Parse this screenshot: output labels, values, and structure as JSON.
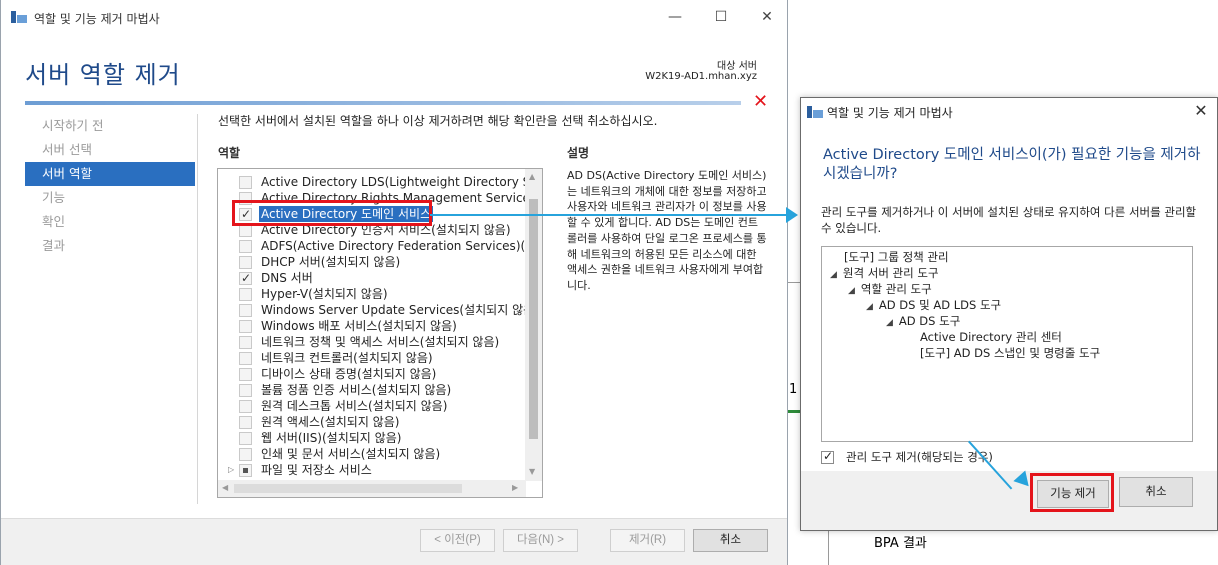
{
  "window": {
    "title": "역할 및 기능 제거 마법사",
    "minimize": "—",
    "maximize": "☐",
    "close": "✕"
  },
  "header": {
    "title": "서버 역할 제거",
    "target_label": "대상 서버",
    "target_server": "W2K19-AD1.mhan.xyz"
  },
  "nav": {
    "items": [
      "시작하기 전",
      "서버 선택",
      "서버 역할",
      "기능",
      "확인",
      "결과"
    ],
    "active_index": 2
  },
  "main": {
    "instruction": "선택한 서버에서 설치된 역할을 하나 이상 제거하려면 해당 확인란을 선택 취소하십시오.",
    "roles_heading": "역할",
    "description_heading": "설명",
    "description": "AD DS(Active Directory 도메인 서비스)는 네트워크의 개체에 대한 정보를 저장하고 사용자와 네트워크 관리자가 이 정보를 사용할 수 있게 합니다. AD DS는 도메인 컨트롤러를 사용하여 단일 로그온 프로세스를 통해 네트워크의 허용된 모든 리소스에 대한 액세스 권한을 네트워크 사용자에게 부여합니다."
  },
  "roles": [
    {
      "label": "Active Directory LDS(Lightweight Directory Servic",
      "state": "unchecked"
    },
    {
      "label": "Active Directory Rights Management Services(설",
      "state": "unchecked"
    },
    {
      "label": "Active Directory 도메인 서비스",
      "state": "checked",
      "selected": true
    },
    {
      "label": "Active Directory 인증서 서비스(설치되지 않음)",
      "state": "unchecked"
    },
    {
      "label": "ADFS(Active Directory Federation Services)(설치되",
      "state": "unchecked"
    },
    {
      "label": "DHCP 서버(설치되지 않음)",
      "state": "unchecked"
    },
    {
      "label": "DNS 서버",
      "state": "checked"
    },
    {
      "label": "Hyper-V(설치되지 않음)",
      "state": "unchecked"
    },
    {
      "label": "Windows Server Update Services(설치되지 않음)",
      "state": "unchecked"
    },
    {
      "label": "Windows 배포 서비스(설치되지 않음)",
      "state": "unchecked"
    },
    {
      "label": "네트워크 정책 및 액세스 서비스(설치되지 않음)",
      "state": "unchecked"
    },
    {
      "label": "네트워크 컨트롤러(설치되지 않음)",
      "state": "unchecked"
    },
    {
      "label": "디바이스 상태 증명(설치되지 않음)",
      "state": "unchecked"
    },
    {
      "label": "볼륨 정품 인증 서비스(설치되지 않음)",
      "state": "unchecked"
    },
    {
      "label": "원격 데스크톱 서비스(설치되지 않음)",
      "state": "unchecked"
    },
    {
      "label": "원격 액세스(설치되지 않음)",
      "state": "unchecked"
    },
    {
      "label": "웹 서버(IIS)(설치되지 않음)",
      "state": "unchecked"
    },
    {
      "label": "인쇄 및 문서 서비스(설치되지 않음)",
      "state": "unchecked"
    },
    {
      "label": "파일 및 저장소 서비스",
      "state": "partial",
      "expander": "▷"
    }
  ],
  "footer": {
    "prev": "< 이전(P)",
    "next": "다음(N) >",
    "remove": "제거(R)",
    "cancel": "취소"
  },
  "dialog": {
    "title": "역할 및 기능 제거 마법사",
    "close": "✕",
    "heading": "Active Directory 도메인 서비스이(가) 필요한 기능을 제거하시겠습니까?",
    "body": "관리 도구를 제거하거나 이 서버에 설치된 상태로 유지하여 다른 서버를 관리할 수 있습니다.",
    "tree": [
      {
        "label": "[도구] 그룹 정책 관리",
        "level": 0,
        "toggle": ""
      },
      {
        "label": "원격 서버 관리 도구",
        "level": 0,
        "toggle": "◢"
      },
      {
        "label": "역할 관리 도구",
        "level": 1,
        "toggle": "◢"
      },
      {
        "label": "AD DS 및 AD LDS 도구",
        "level": 2,
        "toggle": "◢"
      },
      {
        "label": "AD DS 도구",
        "level": 3,
        "toggle": "◢"
      },
      {
        "label": "Active Directory 관리 센터",
        "level": 4,
        "toggle": ""
      },
      {
        "label": "[도구] AD DS 스냅인 및 명령줄 도구",
        "level": 4,
        "toggle": ""
      }
    ],
    "checkbox_label": "관리 도구 제거(해당되는 경우)",
    "remove_features": "기능 제거",
    "cancel": "취소"
  },
  "background": {
    "fragment_digit": "1",
    "fragment_bpa": "BPA 결과"
  },
  "colors": {
    "accent": "#2a6fc0",
    "heading": "#1f4a8a",
    "highlight_box": "#e4141b",
    "annotation_arrow": "#27a3dc"
  }
}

-=-=-=-=-

SHORT EXERCISE |
Pick out all lines containing the string "Windows".

TASK SOLUTION |
      "label": "Windows Server Update Services(설치되지 않음)",
      "label": "Windows 배포 서비스(설치되지 않음)",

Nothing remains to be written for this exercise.